Work required -> Repeat the listing in full. Nothing may be added or left out.

--

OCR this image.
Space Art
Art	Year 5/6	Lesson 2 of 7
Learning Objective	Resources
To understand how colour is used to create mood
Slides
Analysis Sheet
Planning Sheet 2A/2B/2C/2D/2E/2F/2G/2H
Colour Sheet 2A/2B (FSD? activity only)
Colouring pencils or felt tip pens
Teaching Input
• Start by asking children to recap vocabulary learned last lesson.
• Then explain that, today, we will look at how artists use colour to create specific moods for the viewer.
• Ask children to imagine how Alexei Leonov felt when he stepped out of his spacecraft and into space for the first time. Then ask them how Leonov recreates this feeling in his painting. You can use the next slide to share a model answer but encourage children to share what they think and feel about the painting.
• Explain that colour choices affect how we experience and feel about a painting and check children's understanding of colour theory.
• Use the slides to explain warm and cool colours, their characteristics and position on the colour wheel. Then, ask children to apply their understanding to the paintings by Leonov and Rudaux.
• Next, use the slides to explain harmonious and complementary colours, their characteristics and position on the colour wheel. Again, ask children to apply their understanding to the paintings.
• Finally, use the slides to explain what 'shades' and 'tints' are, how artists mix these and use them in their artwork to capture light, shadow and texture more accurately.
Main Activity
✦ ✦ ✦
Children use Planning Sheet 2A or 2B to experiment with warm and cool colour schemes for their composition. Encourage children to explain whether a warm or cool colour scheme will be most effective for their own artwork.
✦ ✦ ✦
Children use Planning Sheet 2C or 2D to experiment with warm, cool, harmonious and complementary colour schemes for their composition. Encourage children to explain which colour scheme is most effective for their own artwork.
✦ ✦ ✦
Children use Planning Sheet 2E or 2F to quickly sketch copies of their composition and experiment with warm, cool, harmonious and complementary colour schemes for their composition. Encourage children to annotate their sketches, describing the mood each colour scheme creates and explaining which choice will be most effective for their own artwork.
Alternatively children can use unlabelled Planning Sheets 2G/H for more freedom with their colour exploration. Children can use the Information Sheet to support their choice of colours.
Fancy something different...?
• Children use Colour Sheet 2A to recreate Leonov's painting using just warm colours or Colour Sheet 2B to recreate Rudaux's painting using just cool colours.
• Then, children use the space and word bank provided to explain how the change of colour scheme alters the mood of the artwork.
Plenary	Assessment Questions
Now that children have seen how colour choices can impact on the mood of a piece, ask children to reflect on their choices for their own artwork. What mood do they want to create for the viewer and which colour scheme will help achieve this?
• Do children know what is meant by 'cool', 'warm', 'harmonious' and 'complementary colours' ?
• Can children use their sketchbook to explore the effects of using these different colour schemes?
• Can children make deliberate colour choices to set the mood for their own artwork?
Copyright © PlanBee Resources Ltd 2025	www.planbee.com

--

Reply to the task ->
OCR this image.
Space Art
Art	Year 5/6	Lesson 2 of 7
Learning Objective	Resources
To understand how colour is used to create mood
Slides
Analysis Sheet
Planning Sheet 2A/2B/2C/2D/2E/2F/2G/2H
Colour Sheet 2A/2B (FSD? activity only)
Colouring pencils or felt tip pens
Teaching Input
• Start by asking children to recap vocabulary learned last lesson.
• Then explain that, today, we will look at how artists use colour to create specific moods for the viewer.
• Ask children to imagine how Alexei Leonov felt when he stepped out of his spacecraft and into space for the first time. Then ask them how Leonov recreates this feeling in his painting. You can use the next slide to share a model answer but encourage children to share what they think and feel about the painting.
• Explain that colour choices affect how we experience and feel about a painting and check children's understanding of colour theory.
• Use the slides to explain warm and cool colours, their characteristics and position on the colour wheel. Then, ask children to apply their understanding to the paintings by Leonov and Rudaux.
• Next, use the slides to explain harmonious and complementary colours, their characteristics and position on the colour wheel. Again, ask children to apply their understanding to the paintings.
• Finally, use the slides to explain what 'shades' and 'tints' are, how artists mix these and use them in their artwork to capture light, shadow and texture more accurately.
Main Activity
✦ ✦ ✦
Children use Planning Sheet 2A or 2B to experiment with warm and cool colour schemes for their composition. Encourage children to explain whether a warm or cool colour scheme will be most effective for their own artwork.
✦ ✦ ✦
Children use Planning Sheet 2C or 2D to experiment with warm, cool, harmonious and complementary colour schemes for their composition. Encourage children to explain which colour scheme is most effective for their own artwork.
✦ ✦ ✦
Children use Planning Sheet 2E or 2F to quickly sketch copies of their composition and experiment with warm, cool, harmonious and complementary colour schemes for their composition. Encourage children to annotate their sketches, describing the mood each colour scheme creates and explaining which choice will be most effective for their own artwork.
Alternatively children can use unlabelled Planning Sheets 2G/H for more freedom with their colour exploration. Children can use the Information Sheet to support their choice of colours.
Fancy something different...?
• Children use Colour Sheet 2A to recreate Leonov's painting using just warm colours or Colour Sheet 2B to recreate Rudaux's painting using just cool colours.
• Then, children use the space and word bank provided to explain how the change of colour scheme alters the mood of the artwork.
Plenary	Assessment Questions
Now that children have seen how colour choices can impact on the mood of a piece, ask children to reflect on their choices for their own artwork. What mood do they want to create for the viewer and which colour scheme will help achieve this?
• Do children know what is meant by 'cool', 'warm', 'harmonious' and 'complementary colours' ?
• Can children use their sketchbook to explore the effects of using these different colour schemes?
• Can children make deliberate colour choices to set the mood for their own artwork?
Copyright © PlanBee Resources Ltd 2025	www.planbee.com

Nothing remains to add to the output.